_Stated task_. Look through the entries below and count the lines with the word "source" in them; give only the number.

[Extracted records]
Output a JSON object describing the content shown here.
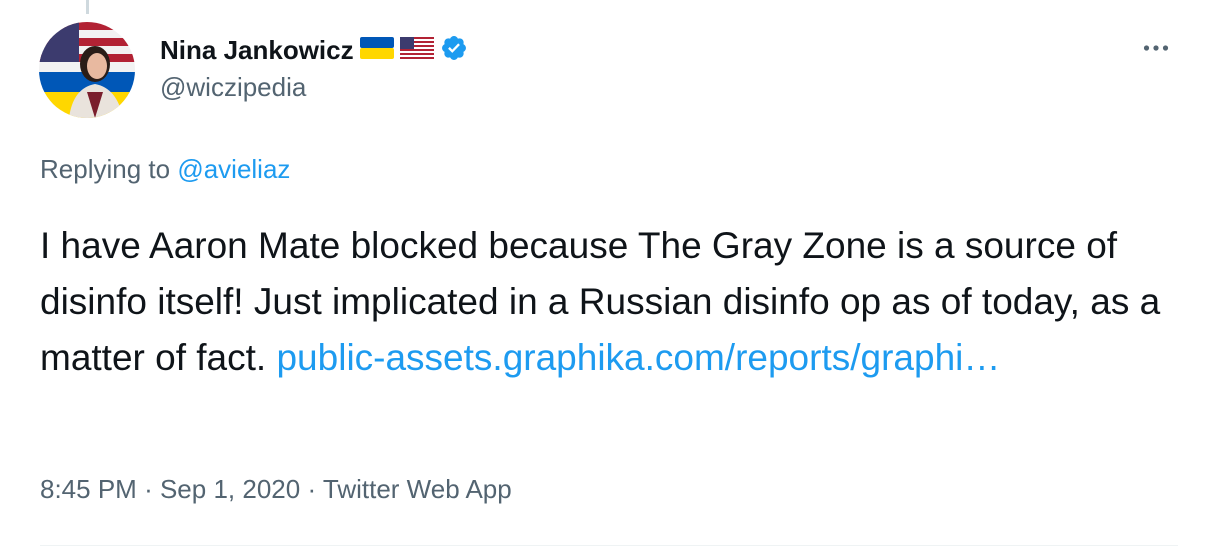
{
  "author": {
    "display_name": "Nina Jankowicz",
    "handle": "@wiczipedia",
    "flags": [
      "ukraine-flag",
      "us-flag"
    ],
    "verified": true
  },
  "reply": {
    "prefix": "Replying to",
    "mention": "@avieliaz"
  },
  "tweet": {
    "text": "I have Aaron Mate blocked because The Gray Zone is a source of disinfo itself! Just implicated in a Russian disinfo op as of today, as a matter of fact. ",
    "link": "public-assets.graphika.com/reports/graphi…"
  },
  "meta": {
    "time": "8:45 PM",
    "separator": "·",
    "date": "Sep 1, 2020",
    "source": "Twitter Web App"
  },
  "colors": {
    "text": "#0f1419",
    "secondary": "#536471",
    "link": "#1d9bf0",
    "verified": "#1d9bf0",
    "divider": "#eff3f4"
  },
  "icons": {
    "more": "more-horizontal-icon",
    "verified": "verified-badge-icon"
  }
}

_Solution to this task_. 2